# WORK TO DO
Retype all material exactly. Pictures stay out of the copy.

(Collected data entries)
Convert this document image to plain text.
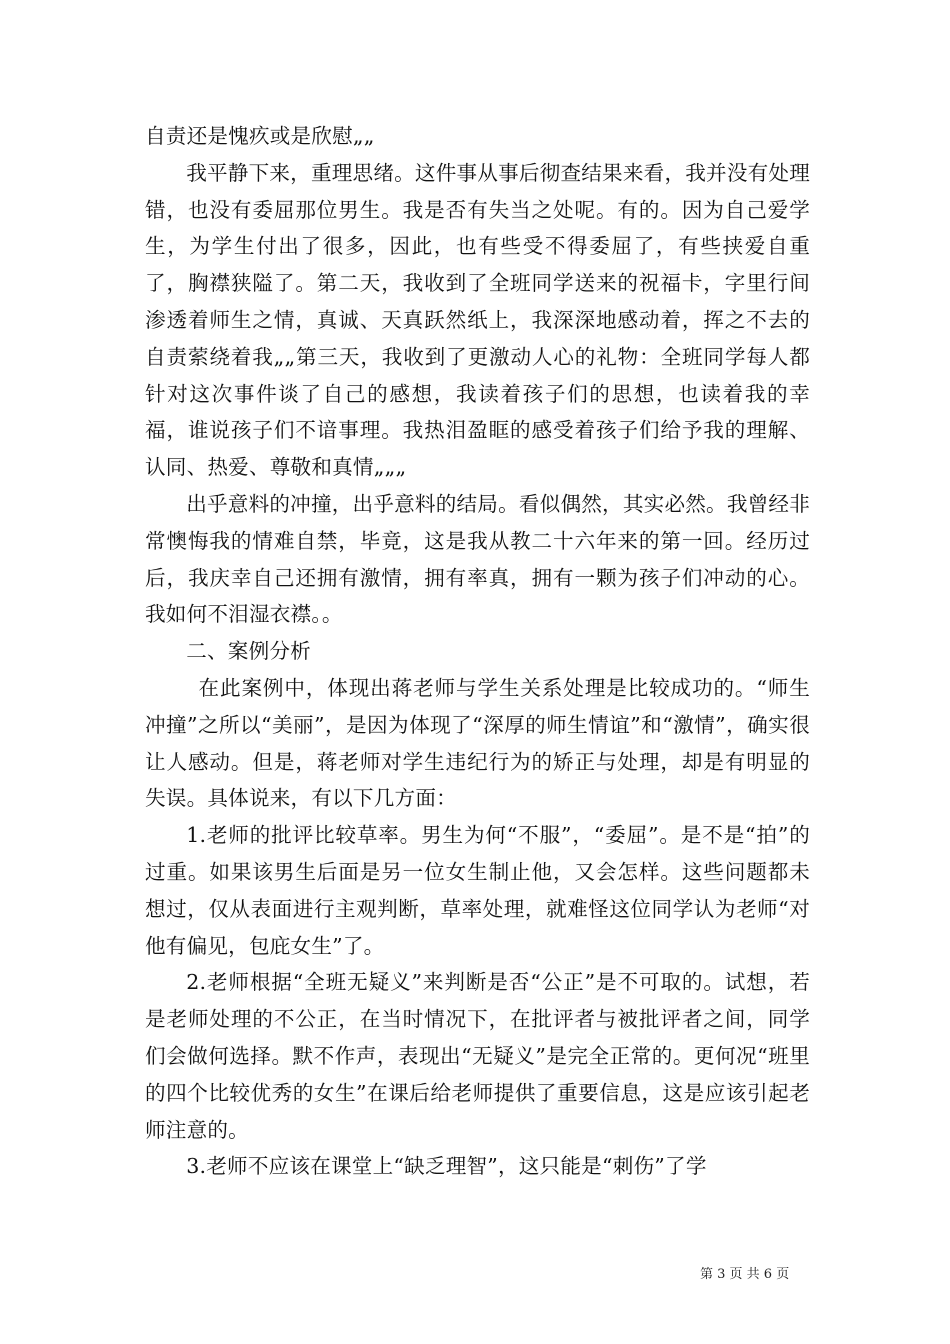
自责还是愧疚或是欣慰„„

我平静下来，重理思绪。这件事从事后彻查结果来看，我并没有处理错，也没有委屈那位男生。我是否有失当之处呢。有的。因为自己爱学生，为学生付出了很多，因此，也有些受不得委屈了，有些挟爱自重了，胸襟狭隘了。第二天，我收到了全班同学送来的祝福卡，字里行间渗透着师生之情，真诚、天真跃然纸上，我深深地感动着，挥之不去的自责萦绕着我„„第三天，我收到了更激动人心的礼物：全班同学每人都针对这次事件谈了自己的感想，我读着孩子们的思想，也读着我的幸福，谁说孩子们不谙事理。我热泪盈眶的感受着孩子们给予我的理解、认同、热爱、尊敬和真情„„„

出乎意料的冲撞，出乎意料的结局。看似偶然，其实必然。我曾经非常懊悔我的情难自禁，毕竟，这是我从教二十六年来的第一回。经历过后，我庆幸自己还拥有激情，拥有率真，拥有一颗为孩子们冲动的心。我如何不泪湿衣襟。。

二、案例分析

在此案例中，体现出蒋老师与学生关系处理是比较成功的。“师生冲撞”之所以“美丽”，是因为体现了“深厚的师生情谊”和“激情”，确实很让人感动。但是，蒋老师对学生违纪行为的矫正与处理，却是有明显的失误。具体说来，有以下几方面：

1.老师的批评比较草率。男生为何“不服”，“委屈”。是不是“拍”的过重。如果该男生后面是另一位女生制止他，又会怎样。这些问题都未想过，仅从表面进行主观判断，草率处理，就难怪这位同学认为老师“对他有偏见，包庇女生”了。

2.老师根据“全班无疑义”来判断是否“公正”是不可取的。试想，若是老师处理的不公正，在当时情况下，在批评者与被批评者之间，同学们会做何选择。默不作声，表现出“无疑义”是完全正常的。更何况“班里的四个比较优秀的女生”在课后给老师提供了重要信息，这是应该引起老师注意的。

3.老师不应该在课堂上“缺乏理智”，这只能是“刺伤”了学

第 3 页 共 6 页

# WRITTEN ANSWER
Convert this document image to plain text.
自责还是愧疚或是欣慰„„

我平静下来，重理思绪。这件事从事后彻查结果来看，我并没有处理错，也没有委屈那位男生。我是否有失当之处呢。有的。因为自己爱学生，为学生付出了很多，因此，也有些受不得委屈了，有些挟爱自重了，胸襟狭隘了。第二天，我收到了全班同学送来的祝福卡，字里行间渗透着师生之情，真诚、天真跃然纸上，我深深地感动着，挥之不去的自责萦绕着我„„第三天，我收到了更激动人心的礼物：全班同学每人都针对这次事件谈了自己的感想，我读着孩子们的思想，也读着我的幸福，谁说孩子们不谙事理。我热泪盈眶的感受着孩子们给予我的理解、认同、热爱、尊敬和真情„„„

出乎意料的冲撞，出乎意料的结局。看似偶然，其实必然。我曾经非常懊悔我的情难自禁，毕竟，这是我从教二十六年来的第一回。经历过后，我庆幸自己还拥有激情，拥有率真，拥有一颗为孩子们冲动的心。我如何不泪湿衣襟。。

二、案例分析

在此案例中，体现出蒋老师与学生关系处理是比较成功的。“师生冲撞”之所以“美丽”，是因为体现了“深厚的师生情谊”和“激情”，确实很让人感动。但是，蒋老师对学生违纪行为的矫正与处理，却是有明显的失误。具体说来，有以下几方面：

1.老师的批评比较草率。男生为何“不服”，“委屈”。是不是“拍”的过重。如果该男生后面是另一位女生制止他，又会怎样。这些问题都未想过，仅从表面进行主观判断，草率处理，就难怪这位同学认为老师“对他有偏见，包庇女生”了。

2.老师根据“全班无疑义”来判断是否“公正”是不可取的。试想，若是老师处理的不公正，在当时情况下，在批评者与被批评者之间，同学们会做何选择。默不作声，表现出“无疑义”是完全正常的。更何况“班里的四个比较优秀的女生”在课后给老师提供了重要信息，这是应该引起老师注意的。

3.老师不应该在课堂上“缺乏理智”，这只能是“刺伤”了学

第 3 页 共 6 页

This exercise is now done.